◆ **TO DO**: Reproduce the listing verbatim.

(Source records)
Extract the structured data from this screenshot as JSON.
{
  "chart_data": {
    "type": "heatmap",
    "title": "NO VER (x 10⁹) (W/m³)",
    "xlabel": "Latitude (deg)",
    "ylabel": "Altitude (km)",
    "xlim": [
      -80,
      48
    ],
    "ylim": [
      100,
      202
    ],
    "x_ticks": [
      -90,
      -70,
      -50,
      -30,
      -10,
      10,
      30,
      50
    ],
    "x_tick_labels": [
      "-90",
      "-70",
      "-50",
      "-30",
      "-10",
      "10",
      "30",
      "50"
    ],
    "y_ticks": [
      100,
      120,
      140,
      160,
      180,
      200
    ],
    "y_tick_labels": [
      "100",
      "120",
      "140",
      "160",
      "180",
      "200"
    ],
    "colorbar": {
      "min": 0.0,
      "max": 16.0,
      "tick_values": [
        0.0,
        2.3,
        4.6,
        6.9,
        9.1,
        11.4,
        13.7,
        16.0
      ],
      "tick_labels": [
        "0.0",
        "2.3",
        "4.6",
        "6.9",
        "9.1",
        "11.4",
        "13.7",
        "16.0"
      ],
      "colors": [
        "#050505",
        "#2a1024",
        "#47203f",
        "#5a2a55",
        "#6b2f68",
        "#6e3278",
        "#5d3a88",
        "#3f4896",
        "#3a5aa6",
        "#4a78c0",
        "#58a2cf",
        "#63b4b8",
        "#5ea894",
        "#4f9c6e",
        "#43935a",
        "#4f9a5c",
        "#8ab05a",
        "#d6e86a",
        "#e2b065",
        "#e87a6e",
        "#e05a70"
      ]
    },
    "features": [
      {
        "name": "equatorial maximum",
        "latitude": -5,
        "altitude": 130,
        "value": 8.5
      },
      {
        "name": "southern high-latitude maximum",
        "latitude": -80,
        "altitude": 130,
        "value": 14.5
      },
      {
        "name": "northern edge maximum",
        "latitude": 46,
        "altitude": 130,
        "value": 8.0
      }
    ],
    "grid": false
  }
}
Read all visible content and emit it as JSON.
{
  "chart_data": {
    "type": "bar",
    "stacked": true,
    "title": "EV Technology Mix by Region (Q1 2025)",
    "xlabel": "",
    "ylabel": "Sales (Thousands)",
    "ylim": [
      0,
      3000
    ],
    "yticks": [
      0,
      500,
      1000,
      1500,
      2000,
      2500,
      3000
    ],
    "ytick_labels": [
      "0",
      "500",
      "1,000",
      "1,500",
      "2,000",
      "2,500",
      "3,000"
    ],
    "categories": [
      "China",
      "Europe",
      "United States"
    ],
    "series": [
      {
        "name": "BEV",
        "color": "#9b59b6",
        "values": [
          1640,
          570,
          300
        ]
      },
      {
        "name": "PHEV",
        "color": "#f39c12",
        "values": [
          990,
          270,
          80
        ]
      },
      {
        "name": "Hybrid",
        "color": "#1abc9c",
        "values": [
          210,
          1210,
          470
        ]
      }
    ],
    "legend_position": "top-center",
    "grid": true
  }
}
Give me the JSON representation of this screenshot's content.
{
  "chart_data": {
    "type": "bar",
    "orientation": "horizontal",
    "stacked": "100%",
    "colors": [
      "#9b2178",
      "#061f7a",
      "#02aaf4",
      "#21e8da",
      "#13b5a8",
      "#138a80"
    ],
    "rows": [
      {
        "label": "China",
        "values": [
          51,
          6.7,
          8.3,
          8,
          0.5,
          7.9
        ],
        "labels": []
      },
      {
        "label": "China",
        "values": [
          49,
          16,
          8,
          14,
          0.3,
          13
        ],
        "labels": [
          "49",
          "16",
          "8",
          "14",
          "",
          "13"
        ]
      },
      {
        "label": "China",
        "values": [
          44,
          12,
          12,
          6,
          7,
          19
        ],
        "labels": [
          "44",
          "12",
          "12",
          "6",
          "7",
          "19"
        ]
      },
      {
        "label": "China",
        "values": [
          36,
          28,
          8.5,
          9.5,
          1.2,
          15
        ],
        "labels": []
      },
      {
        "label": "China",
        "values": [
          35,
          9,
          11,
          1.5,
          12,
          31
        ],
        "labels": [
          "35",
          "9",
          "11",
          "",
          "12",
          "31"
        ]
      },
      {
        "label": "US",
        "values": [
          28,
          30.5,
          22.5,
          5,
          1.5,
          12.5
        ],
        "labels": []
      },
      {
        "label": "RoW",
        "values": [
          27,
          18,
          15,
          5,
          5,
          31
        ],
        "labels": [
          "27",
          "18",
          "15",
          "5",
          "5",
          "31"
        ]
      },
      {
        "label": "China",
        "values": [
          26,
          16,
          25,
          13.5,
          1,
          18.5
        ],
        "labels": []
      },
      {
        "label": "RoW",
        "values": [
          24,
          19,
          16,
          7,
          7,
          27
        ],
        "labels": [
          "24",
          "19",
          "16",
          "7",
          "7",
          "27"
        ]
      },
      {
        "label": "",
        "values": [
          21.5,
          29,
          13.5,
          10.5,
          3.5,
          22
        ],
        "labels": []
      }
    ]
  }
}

◆ **SOLUTION TO THIS EXERCISE**:
Extract the structured data from this screenshot as JSON.
{
  "chart_data": {
    "type": "heatmap",
    "title": "NO VER (x 10⁹) (W/m³)",
    "xlabel": "Latitude (deg)",
    "ylabel": "Altitude (km)",
    "xlim": [
      -80,
      48
    ],
    "ylim": [
      100,
      202
    ],
    "x_ticks": [
      -90,
      -70,
      -50,
      -30,
      -10,
      10,
      30,
      50
    ],
    "x_tick_labels": [
      "-90",
      "-70",
      "-50",
      "-30",
      "-10",
      "10",
      "30",
      "50"
    ],
    "y_ticks": [
      100,
      120,
      140,
      160,
      180,
      200
    ],
    "y_tick_labels": [
      "100",
      "120",
      "140",
      "160",
      "180",
      "200"
    ],
    "colorbar": {
      "min": 0.0,
      "max": 16.0,
      "tick_values": [
        0.0,
        2.3,
        4.6,
        6.9,
        9.1,
        11.4,
        13.7,
        16.0
      ],
      "tick_labels": [
        "0.0",
        "2.3",
        "4.6",
        "6.9",
        "9.1",
        "11.4",
        "13.7",
        "16.0"
      ],
      "colors": [
        "#050505",
        "#2a1024",
        "#47203f",
        "#5a2a55",
        "#6b2f68",
        "#6e3278",
        "#5d3a88",
        "#3f4896",
        "#3a5aa6",
        "#4a78c0",
        "#58a2cf",
        "#63b4b8",
        "#5ea894",
        "#4f9c6e",
        "#43935a",
        "#4f9a5c",
        "#8ab05a",
        "#d6e86a",
        "#e2b065",
        "#e87a6e",
        "#e05a70"
      ]
    },
    "features": [
      {
        "name": "equatorial maximum",
        "latitude": -5,
        "altitude": 130,
        "value": 8.5
      },
      {
        "name": "southern high-latitude maximum",
        "latitude": -80,
        "altitude": 130,
        "value": 14.5
      },
      {
        "name": "northern edge maximum",
        "latitude": 46,
        "altitude": 130,
        "value": 8.0
      }
    ],
    "grid": false
  }
}
Read all visible content and emit it as JSON.
{
  "chart_data": {
    "type": "bar",
    "stacked": true,
    "title": "EV Technology Mix by Region (Q1 2025)",
    "xlabel": "",
    "ylabel": "Sales (Thousands)",
    "ylim": [
      0,
      3000
    ],
    "yticks": [
      0,
      500,
      1000,
      1500,
      2000,
      2500,
      3000
    ],
    "ytick_labels": [
      "0",
      "500",
      "1,000",
      "1,500",
      "2,000",
      "2,500",
      "3,000"
    ],
    "categories": [
      "China",
      "Europe",
      "United States"
    ],
    "series": [
      {
        "name": "BEV",
        "color": "#9b59b6",
        "values": [
          1640,
          570,
          300
        ]
      },
      {
        "name": "PHEV",
        "color": "#f39c12",
        "values": [
          990,
          270,
          80
        ]
      },
      {
        "name": "Hybrid",
        "color": "#1abc9c",
        "values": [
          210,
          1210,
          470
        ]
      }
    ],
    "legend_position": "top-center",
    "grid": true
  }
}
Give me the JSON representation of this screenshot's content.
{
  "chart_data": {
    "type": "bar",
    "orientation": "horizontal",
    "stacked": "100%",
    "colors": [
      "#9b2178",
      "#061f7a",
      "#02aaf4",
      "#21e8da",
      "#13b5a8",
      "#138a80"
    ],
    "rows": [
      {
        "label": "China",
        "values": [
          51,
          6.7,
          8.3,
          8,
          0.5,
          7.9
        ],
        "labels": []
      },
      {
        "label": "China",
        "values": [
          49,
          16,
          8,
          14,
          0.3,
          13
        ],
        "labels": [
          "49",
          "16",
          "8",
          "14",
          "",
          "13"
        ]
      },
      {
        "label": "China",
        "values": [
          44,
          12,
          12,
          6,
          7,
          19
        ],
        "labels": [
          "44",
          "12",
          "12",
          "6",
          "7",
          "19"
        ]
      },
      {
        "label": "China",
        "values": [
          36,
          28,
          8.5,
          9.5,
          1.2,
          15
        ],
        "labels": []
      },
      {
        "label": "China",
        "values": [
          35,
          9,
          11,
          1.5,
          12,
          31
        ],
        "labels": [
          "35",
          "9",
          "11",
          "",
          "12",
          "31"
        ]
      },
      {
        "label": "US",
        "values": [
          28,
          30.5,
          22.5,
          5,
          1.5,
          12.5
        ],
        "labels": []
      },
      {
        "label": "RoW",
        "values": [
          27,
          18,
          15,
          5,
          5,
          31
        ],
        "labels": [
          "27",
          "18",
          "15",
          "5",
          "5",
          "31"
        ]
      },
      {
        "label": "China",
        "values": [
          26,
          16,
          25,
          13.5,
          1,
          18.5
        ],
        "labels": []
      },
      {
        "label": "RoW",
        "values": [
          24,
          19,
          16,
          7,
          7,
          27
        ],
        "labels": [
          "24",
          "19",
          "16",
          "7",
          "7",
          "27"
        ]
      },
      {
        "label": "",
        "values": [
          21.5,
          29,
          13.5,
          10.5,
          3.5,
          22
        ],
        "labels": []
      }
    ]
  }
}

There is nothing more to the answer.